INSTRUCTIONS FOR THE TASK:
Print exactly the lines from the line with "Transcribe the text in this document." to the last line of the data, please, both included.

━━━━━ DATA SHOWN ━━━━━

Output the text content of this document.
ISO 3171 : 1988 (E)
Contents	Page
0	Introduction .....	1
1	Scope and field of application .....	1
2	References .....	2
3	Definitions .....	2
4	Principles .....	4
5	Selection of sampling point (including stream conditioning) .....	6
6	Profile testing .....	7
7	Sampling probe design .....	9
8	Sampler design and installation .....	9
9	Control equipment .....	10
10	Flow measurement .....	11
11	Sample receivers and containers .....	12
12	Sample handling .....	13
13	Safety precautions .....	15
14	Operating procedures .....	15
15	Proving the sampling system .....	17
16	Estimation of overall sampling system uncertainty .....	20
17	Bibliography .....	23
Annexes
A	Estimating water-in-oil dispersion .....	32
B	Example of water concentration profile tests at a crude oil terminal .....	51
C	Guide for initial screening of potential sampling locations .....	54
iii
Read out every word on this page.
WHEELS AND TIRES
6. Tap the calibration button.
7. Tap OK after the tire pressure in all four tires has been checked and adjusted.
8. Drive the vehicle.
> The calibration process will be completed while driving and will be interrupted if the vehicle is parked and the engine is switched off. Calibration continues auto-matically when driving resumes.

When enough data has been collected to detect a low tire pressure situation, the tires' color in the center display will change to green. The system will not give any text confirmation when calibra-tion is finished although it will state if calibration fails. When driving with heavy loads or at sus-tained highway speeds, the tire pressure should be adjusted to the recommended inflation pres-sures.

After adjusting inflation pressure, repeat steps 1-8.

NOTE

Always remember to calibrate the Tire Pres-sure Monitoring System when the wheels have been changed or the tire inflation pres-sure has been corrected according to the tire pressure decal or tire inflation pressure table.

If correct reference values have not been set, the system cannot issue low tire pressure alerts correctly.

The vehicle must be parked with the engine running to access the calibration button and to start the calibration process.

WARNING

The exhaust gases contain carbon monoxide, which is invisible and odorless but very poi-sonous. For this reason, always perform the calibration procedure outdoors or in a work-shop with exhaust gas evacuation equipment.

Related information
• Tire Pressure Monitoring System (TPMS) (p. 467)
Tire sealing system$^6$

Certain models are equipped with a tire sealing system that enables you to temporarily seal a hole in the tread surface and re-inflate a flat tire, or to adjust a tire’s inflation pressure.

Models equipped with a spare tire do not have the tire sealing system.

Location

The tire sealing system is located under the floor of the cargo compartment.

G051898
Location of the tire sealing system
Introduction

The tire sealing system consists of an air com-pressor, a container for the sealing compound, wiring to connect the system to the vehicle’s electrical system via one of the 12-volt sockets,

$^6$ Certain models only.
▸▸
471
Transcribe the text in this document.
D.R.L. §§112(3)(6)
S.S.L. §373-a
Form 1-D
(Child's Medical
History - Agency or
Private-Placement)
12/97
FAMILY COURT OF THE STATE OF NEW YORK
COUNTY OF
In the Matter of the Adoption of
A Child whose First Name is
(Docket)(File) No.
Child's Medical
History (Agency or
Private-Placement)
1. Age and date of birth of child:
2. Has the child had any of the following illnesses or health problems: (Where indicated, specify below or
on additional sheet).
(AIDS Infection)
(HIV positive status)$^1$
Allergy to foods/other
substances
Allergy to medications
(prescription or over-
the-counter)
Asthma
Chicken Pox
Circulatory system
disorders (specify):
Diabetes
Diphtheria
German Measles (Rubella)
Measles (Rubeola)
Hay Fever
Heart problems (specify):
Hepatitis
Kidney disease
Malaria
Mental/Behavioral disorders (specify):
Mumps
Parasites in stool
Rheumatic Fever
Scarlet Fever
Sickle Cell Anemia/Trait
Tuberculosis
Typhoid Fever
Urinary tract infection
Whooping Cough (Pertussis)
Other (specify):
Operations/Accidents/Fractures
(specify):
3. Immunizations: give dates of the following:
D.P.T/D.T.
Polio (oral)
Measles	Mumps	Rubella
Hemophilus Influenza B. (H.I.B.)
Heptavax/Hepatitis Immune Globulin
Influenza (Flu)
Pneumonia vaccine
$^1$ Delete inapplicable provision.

━━━━━

RESPONSE TO THE TASK:
Transcribe the text in this document.
D.R.L. §§112(3)(6)
S.S.L. §373-a
Form 1-D
(Child's Medical
History - Agency or
Private-Placement)
12/97
FAMILY COURT OF THE STATE OF NEW YORK
COUNTY OF
In the Matter of the Adoption of
A Child whose First Name is
(Docket)(File) No.
Child's Medical
History (Agency or
Private-Placement)
1. Age and date of birth of child:
2. Has the child had any of the following illnesses or health problems: (Where indicated, specify below or
on additional sheet).
(AIDS Infection)
(HIV positive status)$^1$
Allergy to foods/other
substances
Allergy to medications
(prescription or over-
the-counter)
Asthma
Chicken Pox
Circulatory system
disorders (specify):
Diabetes
Diphtheria
German Measles (Rubella)
Measles (Rubeola)
Hay Fever
Heart problems (specify):
Hepatitis
Kidney disease
Malaria
Mental/Behavioral disorders (specify):
Mumps
Parasites in stool
Rheumatic Fever
Scarlet Fever
Sickle Cell Anemia/Trait
Tuberculosis
Typhoid Fever
Urinary tract infection
Whooping Cough (Pertussis)
Other (specify):
Operations/Accidents/Fractures
(specify):
3. Immunizations: give dates of the following:
D.P.T/D.T.
Polio (oral)
Measles	Mumps	Rubella
Hemophilus Influenza B. (H.I.B.)
Heptavax/Hepatitis Immune Globulin
Influenza (Flu)
Pneumonia vaccine
$^1$ Delete inapplicable provision.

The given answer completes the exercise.